Return each line of the data below verbatim; pictures are to be left out.

--- Begin Supplied data ---

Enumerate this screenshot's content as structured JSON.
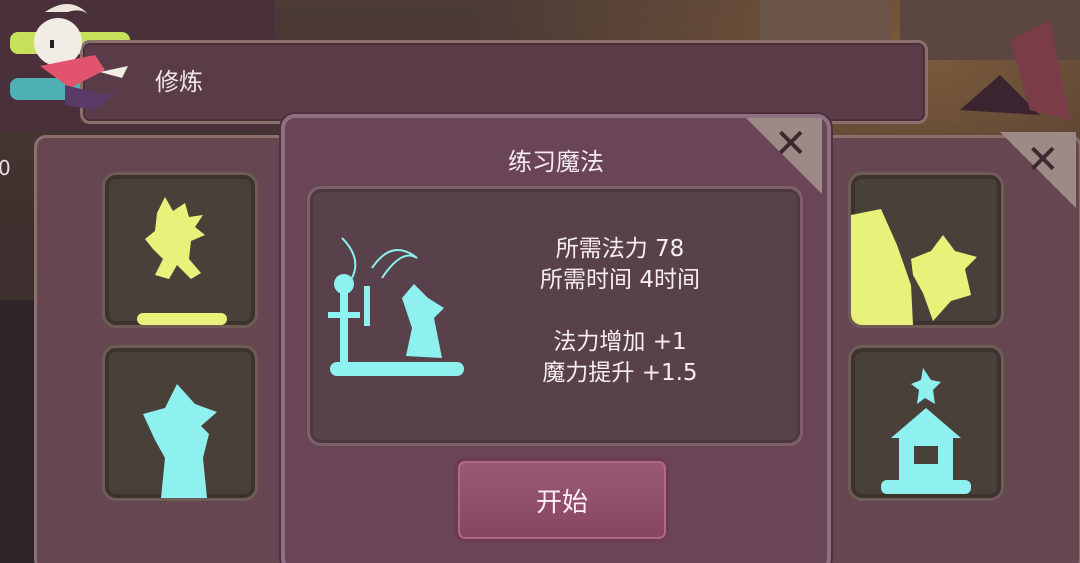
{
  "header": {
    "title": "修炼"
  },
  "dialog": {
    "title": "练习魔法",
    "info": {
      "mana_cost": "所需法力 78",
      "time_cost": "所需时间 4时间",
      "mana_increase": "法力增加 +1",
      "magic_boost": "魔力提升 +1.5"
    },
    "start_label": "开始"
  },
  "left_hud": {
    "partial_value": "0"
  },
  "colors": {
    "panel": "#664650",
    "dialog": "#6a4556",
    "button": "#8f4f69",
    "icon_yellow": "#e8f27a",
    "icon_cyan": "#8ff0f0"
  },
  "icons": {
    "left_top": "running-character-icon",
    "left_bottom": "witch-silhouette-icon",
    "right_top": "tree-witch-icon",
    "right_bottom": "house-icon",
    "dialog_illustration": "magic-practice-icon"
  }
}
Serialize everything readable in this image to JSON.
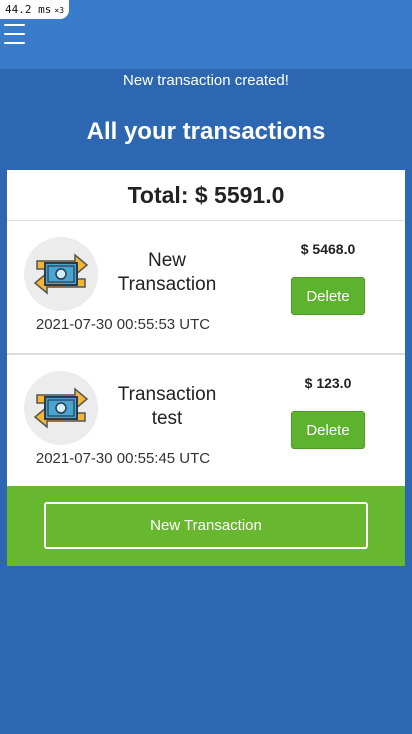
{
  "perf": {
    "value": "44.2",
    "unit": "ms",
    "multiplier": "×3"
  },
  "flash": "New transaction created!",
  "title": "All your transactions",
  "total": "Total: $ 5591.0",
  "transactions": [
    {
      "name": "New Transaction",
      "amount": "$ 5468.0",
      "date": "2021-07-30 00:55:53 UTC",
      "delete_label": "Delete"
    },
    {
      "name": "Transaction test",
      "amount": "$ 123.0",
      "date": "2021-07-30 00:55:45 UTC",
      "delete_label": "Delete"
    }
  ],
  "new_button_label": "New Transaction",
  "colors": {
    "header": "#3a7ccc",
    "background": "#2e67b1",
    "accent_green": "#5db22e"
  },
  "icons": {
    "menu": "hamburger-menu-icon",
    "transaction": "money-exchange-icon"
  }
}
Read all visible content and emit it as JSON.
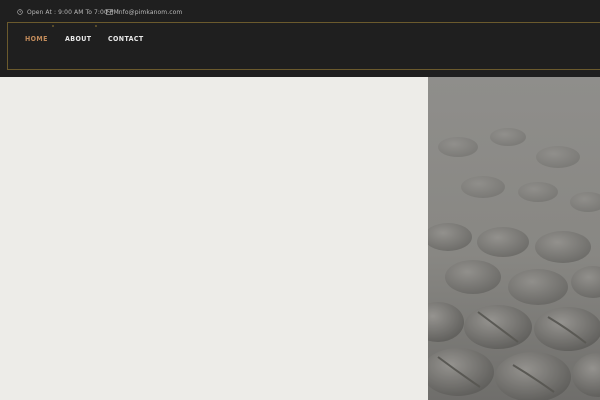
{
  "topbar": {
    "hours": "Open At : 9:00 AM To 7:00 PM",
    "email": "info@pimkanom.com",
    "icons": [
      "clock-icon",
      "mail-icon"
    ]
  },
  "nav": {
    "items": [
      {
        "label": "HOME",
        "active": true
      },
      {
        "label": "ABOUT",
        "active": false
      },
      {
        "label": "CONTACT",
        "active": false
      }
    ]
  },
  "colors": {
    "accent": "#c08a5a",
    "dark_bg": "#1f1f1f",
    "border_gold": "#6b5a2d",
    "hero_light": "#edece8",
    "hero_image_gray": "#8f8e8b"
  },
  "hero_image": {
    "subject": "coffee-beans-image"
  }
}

--- End Supplied data ---

Solution below
Enumerate this screenshot's content as structured JSON.
{
  "header": {
    "title": "修炼"
  },
  "dialog": {
    "title": "练习魔法",
    "info": {
      "mana_cost": "所需法力 78",
      "time_cost": "所需时间 4时间",
      "mana_increase": "法力增加 +1",
      "magic_boost": "魔力提升 +1.5"
    },
    "start_label": "开始"
  },
  "left_hud": {
    "partial_value": "0"
  },
  "colors": {
    "panel": "#664650",
    "dialog": "#6a4556",
    "button": "#8f4f69",
    "icon_yellow": "#e8f27a",
    "icon_cyan": "#8ff0f0"
  },
  "icons": {
    "left_top": "running-character-icon",
    "left_bottom": "witch-silhouette-icon",
    "right_top": "tree-witch-icon",
    "right_bottom": "house-icon",
    "dialog_illustration": "magic-practice-icon"
  }
}
Serialize everything readable in this image to JSON.
{
  "perf": {
    "value": "44.2",
    "unit": "ms",
    "multiplier": "×3"
  },
  "flash": "New transaction created!",
  "title": "All your transactions",
  "total": "Total: $ 5591.0",
  "transactions": [
    {
      "name": "New Transaction",
      "amount": "$ 5468.0",
      "date": "2021-07-30 00:55:53 UTC",
      "delete_label": "Delete"
    },
    {
      "name": "Transaction test",
      "amount": "$ 123.0",
      "date": "2021-07-30 00:55:45 UTC",
      "delete_label": "Delete"
    }
  ],
  "new_button_label": "New Transaction",
  "colors": {
    "header": "#3a7ccc",
    "background": "#2e67b1",
    "accent_green": "#5db22e"
  },
  "icons": {
    "menu": "hamburger-menu-icon",
    "transaction": "money-exchange-icon"
  }
}
Read all visible content and emit it as JSON.
{
  "topbar": {
    "hours": "Open At : 9:00 AM To 7:00 PM",
    "email": "info@pimkanom.com",
    "icons": [
      "clock-icon",
      "mail-icon"
    ]
  },
  "nav": {
    "items": [
      {
        "label": "HOME",
        "active": true
      },
      {
        "label": "ABOUT",
        "active": false
      },
      {
        "label": "CONTACT",
        "active": false
      }
    ]
  },
  "colors": {
    "accent": "#c08a5a",
    "dark_bg": "#1f1f1f",
    "border_gold": "#6b5a2d",
    "hero_light": "#edece8",
    "hero_image_gray": "#8f8e8b"
  },
  "hero_image": {
    "subject": "coffee-beans-image"
  }
}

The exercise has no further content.